→ Exercise material
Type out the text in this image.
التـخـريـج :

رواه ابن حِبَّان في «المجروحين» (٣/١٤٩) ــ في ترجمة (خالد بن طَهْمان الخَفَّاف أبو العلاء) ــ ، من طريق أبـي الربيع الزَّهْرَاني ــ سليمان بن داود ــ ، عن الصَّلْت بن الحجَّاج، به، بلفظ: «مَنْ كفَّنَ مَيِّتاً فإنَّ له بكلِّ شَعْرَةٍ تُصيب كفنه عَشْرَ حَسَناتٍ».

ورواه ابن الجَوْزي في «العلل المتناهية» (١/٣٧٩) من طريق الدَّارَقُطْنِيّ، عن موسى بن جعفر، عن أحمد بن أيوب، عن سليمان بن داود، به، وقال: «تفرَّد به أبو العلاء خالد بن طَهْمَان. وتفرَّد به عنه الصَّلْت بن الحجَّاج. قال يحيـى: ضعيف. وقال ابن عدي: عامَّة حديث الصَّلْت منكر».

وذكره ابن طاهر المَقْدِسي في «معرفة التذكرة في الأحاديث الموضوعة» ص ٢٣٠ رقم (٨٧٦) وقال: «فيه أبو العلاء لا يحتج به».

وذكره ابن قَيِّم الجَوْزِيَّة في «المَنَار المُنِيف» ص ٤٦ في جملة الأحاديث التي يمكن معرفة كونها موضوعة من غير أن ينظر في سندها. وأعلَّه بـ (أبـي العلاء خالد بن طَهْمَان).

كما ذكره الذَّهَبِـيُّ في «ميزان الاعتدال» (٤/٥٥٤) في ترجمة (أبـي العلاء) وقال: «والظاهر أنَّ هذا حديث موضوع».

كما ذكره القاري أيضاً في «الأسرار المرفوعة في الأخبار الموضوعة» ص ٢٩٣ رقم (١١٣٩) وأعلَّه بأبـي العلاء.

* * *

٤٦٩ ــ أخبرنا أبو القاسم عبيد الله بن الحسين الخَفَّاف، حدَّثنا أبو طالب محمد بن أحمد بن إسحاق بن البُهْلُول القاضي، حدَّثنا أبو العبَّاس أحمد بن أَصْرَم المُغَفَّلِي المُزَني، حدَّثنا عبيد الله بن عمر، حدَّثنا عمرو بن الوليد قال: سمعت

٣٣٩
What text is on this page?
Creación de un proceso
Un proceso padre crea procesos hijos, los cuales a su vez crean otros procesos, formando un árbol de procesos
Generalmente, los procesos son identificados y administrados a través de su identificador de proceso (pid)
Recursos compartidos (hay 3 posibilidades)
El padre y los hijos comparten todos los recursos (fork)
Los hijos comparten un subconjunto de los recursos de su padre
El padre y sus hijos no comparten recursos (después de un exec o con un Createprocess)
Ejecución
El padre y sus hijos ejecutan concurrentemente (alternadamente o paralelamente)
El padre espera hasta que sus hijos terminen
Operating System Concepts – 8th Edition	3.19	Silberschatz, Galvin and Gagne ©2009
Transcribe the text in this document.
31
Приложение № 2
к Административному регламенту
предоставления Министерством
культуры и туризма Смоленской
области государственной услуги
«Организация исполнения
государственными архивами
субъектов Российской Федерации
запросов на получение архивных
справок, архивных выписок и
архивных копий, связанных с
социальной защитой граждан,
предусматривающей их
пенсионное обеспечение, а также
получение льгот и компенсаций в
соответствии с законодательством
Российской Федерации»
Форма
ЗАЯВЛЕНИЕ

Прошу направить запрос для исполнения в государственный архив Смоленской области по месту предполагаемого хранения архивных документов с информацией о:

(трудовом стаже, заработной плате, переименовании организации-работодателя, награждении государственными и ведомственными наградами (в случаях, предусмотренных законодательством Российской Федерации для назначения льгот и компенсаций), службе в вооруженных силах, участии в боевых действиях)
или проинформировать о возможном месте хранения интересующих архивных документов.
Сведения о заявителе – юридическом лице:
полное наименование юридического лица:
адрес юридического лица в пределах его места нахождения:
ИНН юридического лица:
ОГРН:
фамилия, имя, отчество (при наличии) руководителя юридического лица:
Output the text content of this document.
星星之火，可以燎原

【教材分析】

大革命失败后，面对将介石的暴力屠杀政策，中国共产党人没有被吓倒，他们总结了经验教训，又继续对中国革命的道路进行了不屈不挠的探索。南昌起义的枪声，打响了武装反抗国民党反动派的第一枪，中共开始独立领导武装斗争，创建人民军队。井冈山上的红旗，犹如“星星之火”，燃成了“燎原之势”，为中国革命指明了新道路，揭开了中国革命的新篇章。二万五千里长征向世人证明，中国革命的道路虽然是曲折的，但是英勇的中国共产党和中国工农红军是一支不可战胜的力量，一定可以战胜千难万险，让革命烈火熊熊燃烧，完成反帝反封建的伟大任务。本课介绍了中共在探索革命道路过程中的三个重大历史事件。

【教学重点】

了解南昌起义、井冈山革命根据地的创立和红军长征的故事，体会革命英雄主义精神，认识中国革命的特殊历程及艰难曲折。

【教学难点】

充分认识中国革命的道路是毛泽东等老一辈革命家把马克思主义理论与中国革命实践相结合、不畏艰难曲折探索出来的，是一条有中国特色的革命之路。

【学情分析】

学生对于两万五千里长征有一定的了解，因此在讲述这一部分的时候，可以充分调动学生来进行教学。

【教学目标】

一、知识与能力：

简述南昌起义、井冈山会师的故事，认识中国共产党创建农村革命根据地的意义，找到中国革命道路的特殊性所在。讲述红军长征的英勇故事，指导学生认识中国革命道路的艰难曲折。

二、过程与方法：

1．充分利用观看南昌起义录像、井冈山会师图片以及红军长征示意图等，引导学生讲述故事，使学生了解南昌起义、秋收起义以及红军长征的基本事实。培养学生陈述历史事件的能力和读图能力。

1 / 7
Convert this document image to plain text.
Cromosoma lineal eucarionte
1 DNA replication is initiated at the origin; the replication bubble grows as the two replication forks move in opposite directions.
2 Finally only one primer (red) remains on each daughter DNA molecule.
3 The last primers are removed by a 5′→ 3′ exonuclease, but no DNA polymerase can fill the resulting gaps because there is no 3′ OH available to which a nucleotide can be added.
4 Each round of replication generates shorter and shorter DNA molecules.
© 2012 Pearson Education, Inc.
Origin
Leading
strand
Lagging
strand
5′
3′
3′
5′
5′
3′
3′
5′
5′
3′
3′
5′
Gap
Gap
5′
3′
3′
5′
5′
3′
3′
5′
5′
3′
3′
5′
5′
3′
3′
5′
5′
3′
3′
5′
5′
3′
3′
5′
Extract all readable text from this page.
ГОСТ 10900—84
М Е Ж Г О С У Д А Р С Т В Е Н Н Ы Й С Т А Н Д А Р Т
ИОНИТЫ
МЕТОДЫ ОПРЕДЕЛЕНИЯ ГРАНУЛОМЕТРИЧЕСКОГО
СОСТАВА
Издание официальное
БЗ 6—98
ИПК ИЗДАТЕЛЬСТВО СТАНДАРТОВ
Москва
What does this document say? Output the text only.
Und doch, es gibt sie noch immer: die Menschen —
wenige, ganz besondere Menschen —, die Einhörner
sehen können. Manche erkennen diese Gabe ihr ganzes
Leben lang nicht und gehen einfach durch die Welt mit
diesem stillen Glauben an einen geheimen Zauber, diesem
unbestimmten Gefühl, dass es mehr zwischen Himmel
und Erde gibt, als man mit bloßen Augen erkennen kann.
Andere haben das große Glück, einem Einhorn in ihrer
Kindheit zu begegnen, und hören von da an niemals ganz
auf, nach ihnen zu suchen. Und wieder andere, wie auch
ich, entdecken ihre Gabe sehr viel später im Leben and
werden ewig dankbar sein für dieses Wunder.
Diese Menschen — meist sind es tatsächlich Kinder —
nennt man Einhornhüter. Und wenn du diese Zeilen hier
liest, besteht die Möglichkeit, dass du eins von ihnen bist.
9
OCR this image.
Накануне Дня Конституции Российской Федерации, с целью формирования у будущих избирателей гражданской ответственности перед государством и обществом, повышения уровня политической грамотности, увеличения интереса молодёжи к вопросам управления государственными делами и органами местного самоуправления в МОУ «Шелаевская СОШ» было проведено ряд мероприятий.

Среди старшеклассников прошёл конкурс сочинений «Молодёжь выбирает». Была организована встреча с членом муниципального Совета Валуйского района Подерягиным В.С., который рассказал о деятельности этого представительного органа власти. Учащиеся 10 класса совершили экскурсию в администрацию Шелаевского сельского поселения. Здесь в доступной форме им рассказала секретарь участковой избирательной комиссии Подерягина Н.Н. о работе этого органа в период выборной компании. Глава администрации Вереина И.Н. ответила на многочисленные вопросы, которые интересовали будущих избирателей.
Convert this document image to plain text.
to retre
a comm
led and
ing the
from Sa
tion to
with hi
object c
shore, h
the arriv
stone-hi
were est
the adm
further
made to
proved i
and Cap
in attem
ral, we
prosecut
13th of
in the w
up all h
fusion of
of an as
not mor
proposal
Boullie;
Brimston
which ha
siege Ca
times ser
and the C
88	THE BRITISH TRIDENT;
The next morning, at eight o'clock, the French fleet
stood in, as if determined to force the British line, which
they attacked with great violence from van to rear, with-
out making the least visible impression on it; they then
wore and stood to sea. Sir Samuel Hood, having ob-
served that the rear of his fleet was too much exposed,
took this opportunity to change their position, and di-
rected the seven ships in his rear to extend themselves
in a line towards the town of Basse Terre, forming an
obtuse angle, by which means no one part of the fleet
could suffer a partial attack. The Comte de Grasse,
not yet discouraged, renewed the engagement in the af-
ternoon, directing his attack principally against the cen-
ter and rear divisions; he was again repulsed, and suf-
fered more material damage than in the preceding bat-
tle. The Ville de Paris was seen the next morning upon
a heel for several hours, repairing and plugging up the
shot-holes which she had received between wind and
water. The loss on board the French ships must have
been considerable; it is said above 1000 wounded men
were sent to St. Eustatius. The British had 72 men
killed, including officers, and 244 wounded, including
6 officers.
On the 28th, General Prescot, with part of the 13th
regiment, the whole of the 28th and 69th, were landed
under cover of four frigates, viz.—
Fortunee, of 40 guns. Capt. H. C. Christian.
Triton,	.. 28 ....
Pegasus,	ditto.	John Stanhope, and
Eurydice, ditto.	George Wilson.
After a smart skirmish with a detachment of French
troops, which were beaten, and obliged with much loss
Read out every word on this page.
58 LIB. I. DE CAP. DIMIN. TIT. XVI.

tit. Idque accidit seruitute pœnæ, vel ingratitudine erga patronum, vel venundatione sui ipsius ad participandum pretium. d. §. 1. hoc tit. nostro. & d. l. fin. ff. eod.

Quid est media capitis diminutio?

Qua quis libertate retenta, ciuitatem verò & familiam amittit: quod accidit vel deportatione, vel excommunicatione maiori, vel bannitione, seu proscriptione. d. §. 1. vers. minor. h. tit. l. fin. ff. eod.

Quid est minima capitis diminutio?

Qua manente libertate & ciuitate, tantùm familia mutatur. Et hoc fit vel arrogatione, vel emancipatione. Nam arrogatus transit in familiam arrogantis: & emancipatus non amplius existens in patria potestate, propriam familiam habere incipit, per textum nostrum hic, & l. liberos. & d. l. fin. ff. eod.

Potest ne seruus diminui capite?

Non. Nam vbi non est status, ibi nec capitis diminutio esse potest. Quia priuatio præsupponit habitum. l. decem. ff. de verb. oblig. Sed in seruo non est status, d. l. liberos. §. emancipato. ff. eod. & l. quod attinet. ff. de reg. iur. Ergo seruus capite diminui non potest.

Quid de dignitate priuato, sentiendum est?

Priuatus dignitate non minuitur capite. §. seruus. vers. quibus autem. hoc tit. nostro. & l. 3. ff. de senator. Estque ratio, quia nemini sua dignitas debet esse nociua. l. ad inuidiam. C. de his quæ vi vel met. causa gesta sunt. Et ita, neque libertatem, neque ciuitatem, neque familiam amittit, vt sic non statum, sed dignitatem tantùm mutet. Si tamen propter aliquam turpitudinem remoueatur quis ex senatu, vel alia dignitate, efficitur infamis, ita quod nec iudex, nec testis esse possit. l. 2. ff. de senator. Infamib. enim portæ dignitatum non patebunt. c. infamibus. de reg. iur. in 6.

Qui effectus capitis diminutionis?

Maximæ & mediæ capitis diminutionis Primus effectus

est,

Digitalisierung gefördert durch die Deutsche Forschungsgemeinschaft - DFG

→ Task
Your answer should be a single number: the count of lines in the material above that contain "this".

→ Finished task
11